(Stored data entries)

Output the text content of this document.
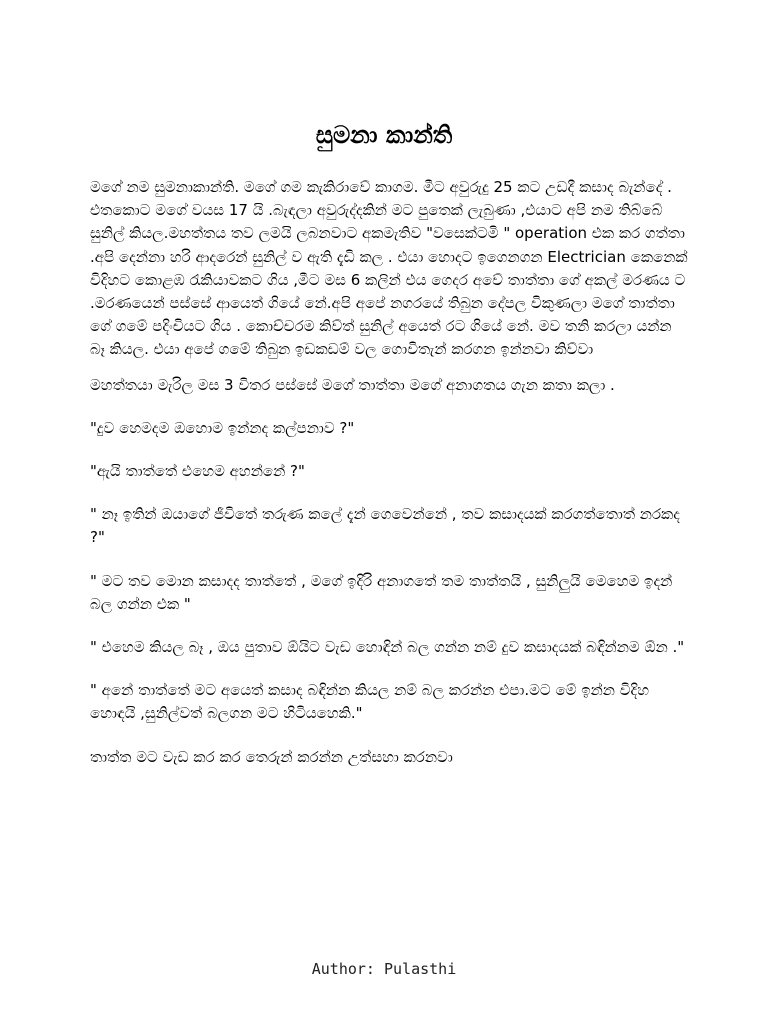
සුමනා කාන්ති

මගේ නම සුමනාකාන්ති. මගේ ගම කැකිරාවේ කාගම. මීට අවුරුදු 25 කට උඩදී කසාද බැන්දේ . එතකොට මගේ වයස 17 යි .බැඳලා අවුරුද්දකින් මට පුතෙක් ලැබුණා ,එයාට අපි නම තිබ්බේ සුනිල් කියල.මහත්තය තව ලමයි ලබනවාට අකමැතිව "වසෙක්ටමි " operation එක කර ගත්තා .අපි දෙන්නා හරි ආදරෙන් සුනිල් ව ඇති දැඩි කල . එයා හොදට ඉගෙනගන Electrician කෙනෙක් විදිහට කොළඹ රැකියාවකට ගිය ,මීට මස 6 කලින් එය ගෙදර අවේ තාත්තා ගේ අකල් මරණය ට .මරණයෙන් පස්සේ ආයෙත් ගියේ නේ.අපි අපේ නගරයේ තිබුන දේපල විකුණලා මගේ තාත්තා ගේ ගමේ පදිංචියට ගිය . කොච්චරම කිව්ත් සුනිල් අයෙත් රට ගියේ නේ. මව තනි කරලා යන්න බෑ කියල. එයා අපේ ගමේ තිබුන ඉඩකඩම් වල ගොවිතැන් කරගන ඉන්නවා කිව්වා

මහත්තයා මැරිල මස 3 විතර පස්සේ මගේ තාත්තා මගේ අනාගතය ගැන කතා කලා .

"දුව හෙමදම ඔහොම ඉන්නද කල්පනාව ?"

"ඇයි තාත්තේ එහෙම අහන්නේ ?"

" නෑ ඉතින් ඔයාගේ ජීවිතේ තරුණ කලේ දැන් ගෙවෙන්නේ , තව කසාදයක් කරගත්තොත් නරකද ?"

" මට තව මොන කසාදද තාත්තේ , මගේ ඉදිරි අනාගතේ තම තාත්තයි , සුනිලුයි මෙහෙම ඉදන් බල ගන්න එක "

" එහෙම කියල බෑ , ඔය පුතාව ඕයිට වැඩ හොඳින් බල ගන්න නම් දුව කසාදයක් බඳින්නම ඕන ."

" අනේ තාත්තේ මට අයෙත් කසාද බඳින්න කියල නම් බල කරන්න එපා.මට මේ ඉන්න විදිහ හොඳයි ,සුනිල්වත් බලගන මට හිටියහෙකි."

තාත්ත මට වැඩ කර කර තෙරුන් කරන්න උත්සහා කරනවා

Author: Pulasthi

## EXERCISE DETAILS
Would you set down the listing exactly, omitting pictures?

## ANSWER TO THIS EXERCISE
Output the text content of this document.
සුමනා කාන්ති

මගේ නම සුමනාකාන්ති. මගේ ගම කැකිරාවේ කාගම. මීට අවුරුදු 25 කට උඩදී කසාද බැන්දේ . එතකොට මගේ වයස 17 යි .බැඳලා අවුරුද්දකින් මට පුතෙක් ලැබුණා ,එයාට අපි නම තිබ්බේ සුනිල් කියල.මහත්තය තව ලමයි ලබනවාට අකමැතිව "වසෙක්ටමි " operation එක කර ගත්තා .අපි දෙන්නා හරි ආදරෙන් සුනිල් ව ඇති දැඩි කල . එයා හොදට ඉගෙනගන Electrician කෙනෙක් විදිහට කොළඹ රැකියාවකට ගිය ,මීට මස 6 කලින් එය ගෙදර අවේ තාත්තා ගේ අකල් මරණය ට .මරණයෙන් පස්සේ ආයෙත් ගියේ නේ.අපි අපේ නගරයේ තිබුන දේපල විකුණලා මගේ තාත්තා ගේ ගමේ පදිංචියට ගිය . කොච්චරම කිව්ත් සුනිල් අයෙත් රට ගියේ නේ. මව තනි කරලා යන්න බෑ කියල. එයා අපේ ගමේ තිබුන ඉඩකඩම් වල ගොවිතැන් කරගන ඉන්නවා කිව්වා

මහත්තයා මැරිල මස 3 විතර පස්සේ මගේ තාත්තා මගේ අනාගතය ගැන කතා කලා .

"දුව හෙමදම ඔහොම ඉන්නද කල්පනාව ?"

"ඇයි තාත්තේ එහෙම අහන්නේ ?"

" නෑ ඉතින් ඔයාගේ ජීවිතේ තරුණ කලේ දැන් ගෙවෙන්නේ , තව කසාදයක් කරගත්තොත් නරකද ?"

" මට තව මොන කසාදද තාත්තේ , මගේ ඉදිරි අනාගතේ තම තාත්තයි , සුනිලුයි මෙහෙම ඉදන් බල ගන්න එක "

" එහෙම කියල බෑ , ඔය පුතාව ඕයිට වැඩ හොඳින් බල ගන්න නම් දුව කසාදයක් බඳින්නම ඕන ."

" අනේ තාත්තේ මට අයෙත් කසාද බඳින්න කියල නම් බල කරන්න එපා.මට මේ ඉන්න විදිහ හොඳයි ,සුනිල්වත් බලගන මට හිටියහෙකි."

තාත්ත මට වැඩ කර කර තෙරුන් කරන්න උත්සහා කරනවා

Author: Pulasthi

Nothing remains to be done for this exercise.